Note how many lines include the word "Wielka", and give that number by itself.

──────────

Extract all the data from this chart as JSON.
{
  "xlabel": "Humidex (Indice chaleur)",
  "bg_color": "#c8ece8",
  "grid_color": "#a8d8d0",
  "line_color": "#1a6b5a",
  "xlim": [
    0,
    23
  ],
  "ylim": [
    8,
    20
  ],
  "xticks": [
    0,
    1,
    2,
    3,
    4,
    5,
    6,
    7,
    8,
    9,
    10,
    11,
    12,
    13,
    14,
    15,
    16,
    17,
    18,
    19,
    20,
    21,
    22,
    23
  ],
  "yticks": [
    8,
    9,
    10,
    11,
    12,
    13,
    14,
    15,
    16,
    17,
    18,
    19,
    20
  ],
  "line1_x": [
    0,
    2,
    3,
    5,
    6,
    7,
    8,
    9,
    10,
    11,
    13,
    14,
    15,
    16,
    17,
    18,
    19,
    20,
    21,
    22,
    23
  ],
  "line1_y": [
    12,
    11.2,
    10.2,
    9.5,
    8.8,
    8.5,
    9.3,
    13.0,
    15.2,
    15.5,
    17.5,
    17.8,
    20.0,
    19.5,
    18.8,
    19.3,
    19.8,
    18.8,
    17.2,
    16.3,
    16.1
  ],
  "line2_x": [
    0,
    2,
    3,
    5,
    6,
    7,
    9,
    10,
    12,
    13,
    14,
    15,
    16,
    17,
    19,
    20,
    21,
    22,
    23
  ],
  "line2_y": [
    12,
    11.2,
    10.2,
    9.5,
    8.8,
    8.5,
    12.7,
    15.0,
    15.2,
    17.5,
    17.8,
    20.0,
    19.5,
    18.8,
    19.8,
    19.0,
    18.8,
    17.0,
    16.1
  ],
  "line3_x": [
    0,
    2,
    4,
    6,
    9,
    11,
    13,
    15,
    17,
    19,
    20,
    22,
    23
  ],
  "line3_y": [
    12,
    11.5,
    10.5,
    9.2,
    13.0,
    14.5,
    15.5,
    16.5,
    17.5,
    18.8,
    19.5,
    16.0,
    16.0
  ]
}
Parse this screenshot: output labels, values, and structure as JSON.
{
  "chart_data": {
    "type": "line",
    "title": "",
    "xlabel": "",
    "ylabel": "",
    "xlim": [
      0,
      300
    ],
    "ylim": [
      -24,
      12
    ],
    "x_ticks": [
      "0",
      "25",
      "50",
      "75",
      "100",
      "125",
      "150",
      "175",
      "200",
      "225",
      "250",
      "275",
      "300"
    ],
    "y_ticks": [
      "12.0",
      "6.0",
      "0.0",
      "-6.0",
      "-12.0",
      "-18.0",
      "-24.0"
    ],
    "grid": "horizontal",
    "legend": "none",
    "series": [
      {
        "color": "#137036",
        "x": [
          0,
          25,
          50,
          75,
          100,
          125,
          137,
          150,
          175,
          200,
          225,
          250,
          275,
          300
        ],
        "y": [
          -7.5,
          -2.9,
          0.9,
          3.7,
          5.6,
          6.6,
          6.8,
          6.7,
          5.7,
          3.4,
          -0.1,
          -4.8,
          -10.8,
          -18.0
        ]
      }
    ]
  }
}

──────────

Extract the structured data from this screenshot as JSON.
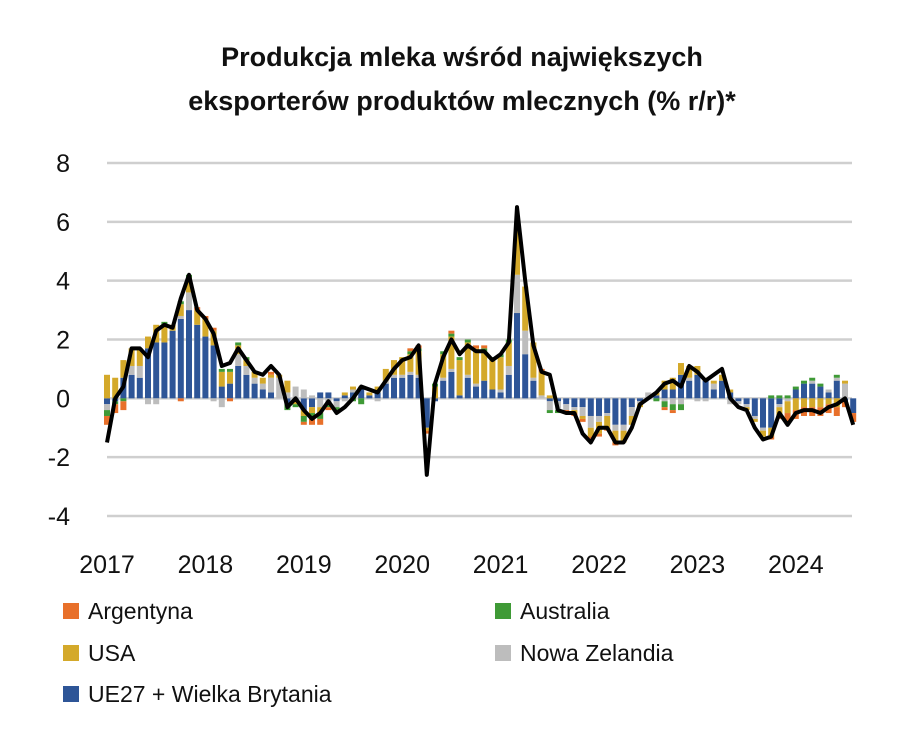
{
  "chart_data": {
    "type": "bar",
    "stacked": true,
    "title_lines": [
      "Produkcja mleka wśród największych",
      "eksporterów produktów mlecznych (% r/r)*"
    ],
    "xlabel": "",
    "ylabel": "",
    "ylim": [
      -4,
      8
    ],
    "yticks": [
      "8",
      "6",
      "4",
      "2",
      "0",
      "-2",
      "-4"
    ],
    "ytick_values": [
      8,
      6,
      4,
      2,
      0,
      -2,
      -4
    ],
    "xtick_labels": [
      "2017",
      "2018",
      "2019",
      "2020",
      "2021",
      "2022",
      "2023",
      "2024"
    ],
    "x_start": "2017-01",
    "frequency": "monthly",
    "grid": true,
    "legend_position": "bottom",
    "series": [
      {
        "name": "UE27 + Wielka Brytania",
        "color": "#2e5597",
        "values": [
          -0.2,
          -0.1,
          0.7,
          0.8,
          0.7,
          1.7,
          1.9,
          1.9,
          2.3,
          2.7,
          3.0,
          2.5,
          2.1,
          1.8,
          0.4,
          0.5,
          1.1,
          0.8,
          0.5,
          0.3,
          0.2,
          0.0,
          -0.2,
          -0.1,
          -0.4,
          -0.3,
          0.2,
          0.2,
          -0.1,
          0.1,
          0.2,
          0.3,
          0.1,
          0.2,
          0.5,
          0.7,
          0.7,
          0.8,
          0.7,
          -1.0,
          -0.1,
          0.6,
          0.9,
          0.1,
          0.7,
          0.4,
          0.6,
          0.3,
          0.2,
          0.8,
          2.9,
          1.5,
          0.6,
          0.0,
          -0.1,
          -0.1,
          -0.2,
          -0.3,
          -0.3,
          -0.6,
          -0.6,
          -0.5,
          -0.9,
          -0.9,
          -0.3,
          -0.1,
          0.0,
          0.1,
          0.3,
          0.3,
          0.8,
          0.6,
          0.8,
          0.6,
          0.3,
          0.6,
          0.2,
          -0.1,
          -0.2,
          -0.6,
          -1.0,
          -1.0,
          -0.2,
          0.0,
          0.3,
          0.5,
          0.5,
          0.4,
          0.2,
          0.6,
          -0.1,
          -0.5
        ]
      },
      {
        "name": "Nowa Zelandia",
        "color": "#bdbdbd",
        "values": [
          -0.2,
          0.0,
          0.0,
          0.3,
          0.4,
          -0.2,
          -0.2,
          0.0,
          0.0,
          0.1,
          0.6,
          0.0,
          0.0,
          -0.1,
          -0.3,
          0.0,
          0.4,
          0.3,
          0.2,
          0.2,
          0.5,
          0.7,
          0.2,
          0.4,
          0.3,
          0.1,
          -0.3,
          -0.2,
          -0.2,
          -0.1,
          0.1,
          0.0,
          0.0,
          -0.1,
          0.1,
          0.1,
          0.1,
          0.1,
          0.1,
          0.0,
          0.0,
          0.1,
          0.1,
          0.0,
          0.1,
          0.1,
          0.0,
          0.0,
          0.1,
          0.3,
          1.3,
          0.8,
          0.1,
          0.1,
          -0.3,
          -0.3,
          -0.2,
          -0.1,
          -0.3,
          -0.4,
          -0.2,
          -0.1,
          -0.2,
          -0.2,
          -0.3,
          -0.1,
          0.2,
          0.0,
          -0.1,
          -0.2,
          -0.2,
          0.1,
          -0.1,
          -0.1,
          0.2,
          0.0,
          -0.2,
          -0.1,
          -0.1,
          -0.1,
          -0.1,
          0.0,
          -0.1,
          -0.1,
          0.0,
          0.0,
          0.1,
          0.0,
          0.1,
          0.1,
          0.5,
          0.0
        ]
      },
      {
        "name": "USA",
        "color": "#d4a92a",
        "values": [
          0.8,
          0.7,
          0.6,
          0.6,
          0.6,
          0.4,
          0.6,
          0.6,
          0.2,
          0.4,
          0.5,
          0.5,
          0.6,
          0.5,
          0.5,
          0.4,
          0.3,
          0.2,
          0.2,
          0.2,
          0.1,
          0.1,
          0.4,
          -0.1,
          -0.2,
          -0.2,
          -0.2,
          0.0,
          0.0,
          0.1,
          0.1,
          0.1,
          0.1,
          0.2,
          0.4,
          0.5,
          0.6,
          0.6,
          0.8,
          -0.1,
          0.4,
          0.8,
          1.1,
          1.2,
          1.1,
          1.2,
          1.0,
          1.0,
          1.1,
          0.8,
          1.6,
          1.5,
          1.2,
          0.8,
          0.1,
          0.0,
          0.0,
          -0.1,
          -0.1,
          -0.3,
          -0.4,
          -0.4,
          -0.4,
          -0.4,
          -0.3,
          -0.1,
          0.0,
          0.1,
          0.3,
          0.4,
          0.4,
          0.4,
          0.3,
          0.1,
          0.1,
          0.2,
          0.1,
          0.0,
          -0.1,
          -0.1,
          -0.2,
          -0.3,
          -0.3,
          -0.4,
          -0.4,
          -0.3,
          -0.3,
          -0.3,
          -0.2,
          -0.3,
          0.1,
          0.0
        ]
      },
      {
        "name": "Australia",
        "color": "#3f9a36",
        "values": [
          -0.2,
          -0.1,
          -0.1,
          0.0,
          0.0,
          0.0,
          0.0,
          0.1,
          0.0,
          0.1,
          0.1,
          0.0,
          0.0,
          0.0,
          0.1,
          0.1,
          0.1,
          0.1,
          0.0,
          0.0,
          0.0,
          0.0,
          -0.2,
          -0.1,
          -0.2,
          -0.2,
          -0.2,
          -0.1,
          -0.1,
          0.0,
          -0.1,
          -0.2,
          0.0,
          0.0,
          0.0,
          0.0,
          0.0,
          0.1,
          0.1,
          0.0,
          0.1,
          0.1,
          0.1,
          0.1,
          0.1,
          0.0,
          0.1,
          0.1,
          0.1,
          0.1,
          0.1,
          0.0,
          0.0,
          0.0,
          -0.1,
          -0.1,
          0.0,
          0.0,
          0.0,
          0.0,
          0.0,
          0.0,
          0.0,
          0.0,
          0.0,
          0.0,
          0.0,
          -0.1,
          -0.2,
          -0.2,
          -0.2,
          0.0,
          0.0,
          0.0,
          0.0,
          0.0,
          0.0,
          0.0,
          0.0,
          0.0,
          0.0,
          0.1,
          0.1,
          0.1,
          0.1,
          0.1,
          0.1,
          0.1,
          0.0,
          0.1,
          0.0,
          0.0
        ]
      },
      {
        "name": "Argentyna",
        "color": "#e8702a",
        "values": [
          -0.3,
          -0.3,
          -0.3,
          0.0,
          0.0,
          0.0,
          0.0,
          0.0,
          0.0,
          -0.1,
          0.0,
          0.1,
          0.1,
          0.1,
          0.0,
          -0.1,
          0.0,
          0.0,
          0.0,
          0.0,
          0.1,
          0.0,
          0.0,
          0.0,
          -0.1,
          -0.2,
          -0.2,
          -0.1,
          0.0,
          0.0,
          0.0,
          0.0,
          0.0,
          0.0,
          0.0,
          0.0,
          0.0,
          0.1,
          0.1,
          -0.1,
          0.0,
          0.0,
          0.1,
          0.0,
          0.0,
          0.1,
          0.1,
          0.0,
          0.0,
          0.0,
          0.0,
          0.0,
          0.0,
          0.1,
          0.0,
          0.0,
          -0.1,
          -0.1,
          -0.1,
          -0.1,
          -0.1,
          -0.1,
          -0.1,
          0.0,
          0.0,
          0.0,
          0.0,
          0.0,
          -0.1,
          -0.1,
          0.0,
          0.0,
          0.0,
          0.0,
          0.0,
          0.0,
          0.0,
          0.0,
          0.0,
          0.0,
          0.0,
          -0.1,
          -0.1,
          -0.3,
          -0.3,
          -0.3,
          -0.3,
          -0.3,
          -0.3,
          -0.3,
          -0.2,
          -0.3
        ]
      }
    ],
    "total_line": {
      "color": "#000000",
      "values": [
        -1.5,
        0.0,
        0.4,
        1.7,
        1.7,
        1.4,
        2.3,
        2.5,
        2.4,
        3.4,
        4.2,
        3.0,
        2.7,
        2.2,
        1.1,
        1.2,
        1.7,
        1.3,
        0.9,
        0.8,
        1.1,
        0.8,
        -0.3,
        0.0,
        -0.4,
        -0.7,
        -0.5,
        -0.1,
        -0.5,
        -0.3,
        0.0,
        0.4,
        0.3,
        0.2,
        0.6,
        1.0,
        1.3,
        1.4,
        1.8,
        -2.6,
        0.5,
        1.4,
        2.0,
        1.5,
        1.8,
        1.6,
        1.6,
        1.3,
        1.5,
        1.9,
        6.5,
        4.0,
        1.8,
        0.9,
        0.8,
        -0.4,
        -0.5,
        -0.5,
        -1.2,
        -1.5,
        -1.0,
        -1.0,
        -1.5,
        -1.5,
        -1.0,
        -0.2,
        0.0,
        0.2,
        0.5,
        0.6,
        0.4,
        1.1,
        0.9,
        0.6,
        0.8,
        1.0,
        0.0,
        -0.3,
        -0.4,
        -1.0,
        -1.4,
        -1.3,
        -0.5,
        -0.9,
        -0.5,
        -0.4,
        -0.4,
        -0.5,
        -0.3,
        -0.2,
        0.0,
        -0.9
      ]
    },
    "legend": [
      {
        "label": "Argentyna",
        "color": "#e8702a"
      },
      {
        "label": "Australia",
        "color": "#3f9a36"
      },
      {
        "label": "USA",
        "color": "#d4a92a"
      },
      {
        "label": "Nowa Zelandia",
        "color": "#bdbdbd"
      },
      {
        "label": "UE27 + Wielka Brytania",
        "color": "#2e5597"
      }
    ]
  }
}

──────────

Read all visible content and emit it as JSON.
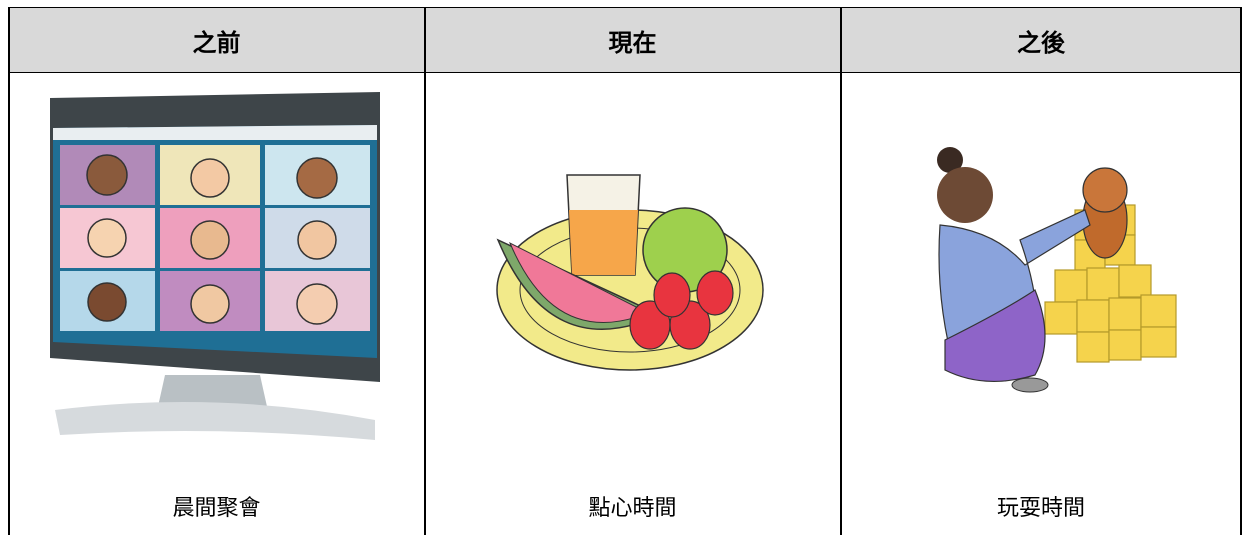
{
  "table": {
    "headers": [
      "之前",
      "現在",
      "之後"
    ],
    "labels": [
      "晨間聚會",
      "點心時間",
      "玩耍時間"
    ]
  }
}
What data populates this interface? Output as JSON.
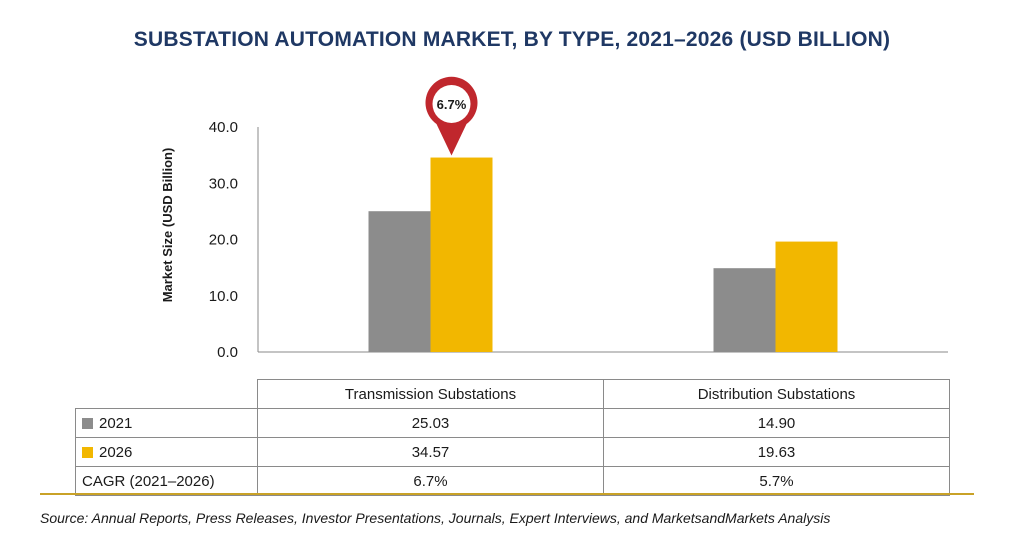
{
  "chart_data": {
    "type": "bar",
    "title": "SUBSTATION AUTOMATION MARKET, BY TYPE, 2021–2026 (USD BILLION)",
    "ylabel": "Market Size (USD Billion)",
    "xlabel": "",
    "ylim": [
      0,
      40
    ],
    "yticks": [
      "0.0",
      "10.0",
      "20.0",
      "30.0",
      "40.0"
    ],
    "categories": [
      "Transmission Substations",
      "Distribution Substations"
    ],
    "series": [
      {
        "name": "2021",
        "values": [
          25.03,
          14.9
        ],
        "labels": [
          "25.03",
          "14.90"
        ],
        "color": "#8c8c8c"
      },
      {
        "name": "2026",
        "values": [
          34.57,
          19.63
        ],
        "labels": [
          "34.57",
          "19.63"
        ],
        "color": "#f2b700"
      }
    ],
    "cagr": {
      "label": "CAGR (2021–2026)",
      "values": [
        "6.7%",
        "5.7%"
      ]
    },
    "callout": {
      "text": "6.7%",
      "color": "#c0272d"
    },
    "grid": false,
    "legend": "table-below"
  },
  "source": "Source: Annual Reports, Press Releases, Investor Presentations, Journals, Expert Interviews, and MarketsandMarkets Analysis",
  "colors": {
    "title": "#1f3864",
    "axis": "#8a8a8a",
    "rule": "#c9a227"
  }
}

──────────

● **Written solution**: 2